• [Task details] Without the images, write out the whole listing exactly.

• [Material shown]
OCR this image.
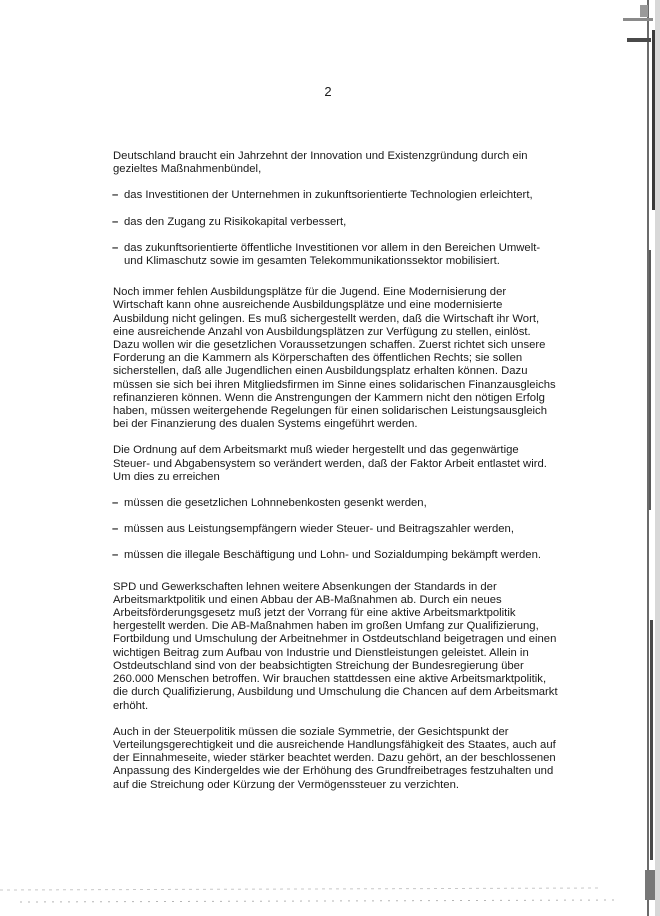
2

Deutschland braucht ein Jahrzehnt der Innovation und Existenzgründung durch ein gezieltes Maßnahmenbündel,

– das Investitionen der Unternehmen in zukunftsorientierte Technologien erleichtert,
– das den Zugang zu Risikokapital verbessert,
– das zukunftsorientierte öffentliche Investitionen vor allem in den Bereichen Umwelt- und Klimaschutz sowie im gesamten Telekommunikationssektor mobilisiert.

Noch immer fehlen Ausbildungsplätze für die Jugend. Eine Modernisierung der Wirtschaft kann ohne ausreichende Ausbildungsplätze und eine modernisierte Ausbildung nicht gelingen. Es muß sichergestellt werden, daß die Wirtschaft ihr Wort, eine ausreichende Anzahl von Ausbildungsplätzen zur Verfügung zu stellen, einlöst. Dazu wollen wir die gesetzlichen Voraussetzungen schaffen. Zuerst richtet sich unsere Forderung an die Kammern als Körperschaften des öffentlichen Rechts; sie sollen sicherstellen, daß alle Jugendlichen einen Ausbildungsplatz erhalten können. Dazu müssen sie sich bei ihren Mitgliedsfirmen im Sinne eines solidarischen Finanzausgleichs refinanzieren können. Wenn die Anstrengungen der Kammern nicht den nötigen Erfolg haben, müssen weitergehende Regelungen für einen solidarischen Leistungsausgleich bei der Finanzierung des dualen Systems eingeführt werden.

Die Ordnung auf dem Arbeitsmarkt muß wieder hergestellt und das gegenwärtige Steuer- und Abgabensystem so verändert werden, daß der Faktor Arbeit entlastet wird. Um dies zu erreichen

– müssen die gesetzlichen Lohnnebenkosten gesenkt werden,
– müssen aus Leistungsempfängern wieder Steuer- und Beitragszahler werden,
– müssen die illegale Beschäftigung und Lohn- und Sozialdumping bekämpft werden.

SPD und Gewerkschaften lehnen weitere Absenkungen der Standards in der Arbeitsmarktpolitik und einen Abbau der AB-Maßnahmen ab. Durch ein neues Arbeitsförderungsgesetz muß jetzt der Vorrang für eine aktive Arbeitsmarktpolitik hergestellt werden. Die AB-Maßnahmen haben im großen Umfang zur Qualifizierung, Fortbildung und Umschulung der Arbeitnehmer in Ostdeutschland beigetragen und einen wichtigen Beitrag zum Aufbau von Industrie und Dienstleistungen geleistet. Allein in Ostdeutschland sind von der beabsichtigten Streichung der Bundesregierung über 260.000 Menschen betroffen. Wir brauchen stattdessen eine aktive Arbeitsmarktpolitik, die durch Qualifizierung, Ausbildung und Umschulung die Chancen auf dem Arbeitsmarkt erhöht.

Auch in der Steuerpolitik müssen die soziale Symmetrie, der Gesichtspunkt der Verteilungsgerechtigkeit und die ausreichende Handlungsfähigkeit des Staates, auch auf der Einnahmeseite, wieder stärker beachtet werden. Dazu gehört, an der beschlossenen Anpassung des Kindergeldes wie der Erhöhung des Grundfreibetrages festzuhalten und auf die Streichung oder Kürzung der Vermögenssteuer zu verzichten.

• [Problem solution]
OCR this image.
2

Deutschland braucht ein Jahrzehnt der Innovation und Existenzgründung durch ein gezieltes Maßnahmenbündel,

– das Investitionen der Unternehmen in zukunftsorientierte Technologien erleichtert,
– das den Zugang zu Risikokapital verbessert,
– das zukunftsorientierte öffentliche Investitionen vor allem in den Bereichen Umwelt- und Klimaschutz sowie im gesamten Telekommunikationssektor mobilisiert.

Noch immer fehlen Ausbildungsplätze für die Jugend. Eine Modernisierung der Wirtschaft kann ohne ausreichende Ausbildungsplätze und eine modernisierte Ausbildung nicht gelingen. Es muß sichergestellt werden, daß die Wirtschaft ihr Wort, eine ausreichende Anzahl von Ausbildungsplätzen zur Verfügung zu stellen, einlöst. Dazu wollen wir die gesetzlichen Voraussetzungen schaffen. Zuerst richtet sich unsere Forderung an die Kammern als Körperschaften des öffentlichen Rechts; sie sollen sicherstellen, daß alle Jugendlichen einen Ausbildungsplatz erhalten können. Dazu müssen sie sich bei ihren Mitgliedsfirmen im Sinne eines solidarischen Finanzausgleichs refinanzieren können. Wenn die Anstrengungen der Kammern nicht den nötigen Erfolg haben, müssen weitergehende Regelungen für einen solidarischen Leistungsausgleich bei der Finanzierung des dualen Systems eingeführt werden.

Die Ordnung auf dem Arbeitsmarkt muß wieder hergestellt und das gegenwärtige Steuer- und Abgabensystem so verändert werden, daß der Faktor Arbeit entlastet wird. Um dies zu erreichen

– müssen die gesetzlichen Lohnnebenkosten gesenkt werden,
– müssen aus Leistungsempfängern wieder Steuer- und Beitragszahler werden,
– müssen die illegale Beschäftigung und Lohn- und Sozialdumping bekämpft werden.

SPD und Gewerkschaften lehnen weitere Absenkungen der Standards in der Arbeitsmarktpolitik und einen Abbau der AB-Maßnahmen ab. Durch ein neues Arbeitsförderungsgesetz muß jetzt der Vorrang für eine aktive Arbeitsmarktpolitik hergestellt werden. Die AB-Maßnahmen haben im großen Umfang zur Qualifizierung, Fortbildung und Umschulung der Arbeitnehmer in Ostdeutschland beigetragen und einen wichtigen Beitrag zum Aufbau von Industrie und Dienstleistungen geleistet. Allein in Ostdeutschland sind von der beabsichtigten Streichung der Bundesregierung über 260.000 Menschen betroffen. Wir brauchen stattdessen eine aktive Arbeitsmarktpolitik, die durch Qualifizierung, Ausbildung und Umschulung die Chancen auf dem Arbeitsmarkt erhöht.

Auch in der Steuerpolitik müssen die soziale Symmetrie, der Gesichtspunkt der Verteilungsgerechtigkeit und die ausreichende Handlungsfähigkeit des Staates, auch auf der Einnahmeseite, wieder stärker beachtet werden. Dazu gehört, an der beschlossenen Anpassung des Kindergeldes wie der Erhöhung des Grundfreibetrages festzuhalten und auf die Streichung oder Kürzung der Vermögenssteuer zu verzichten.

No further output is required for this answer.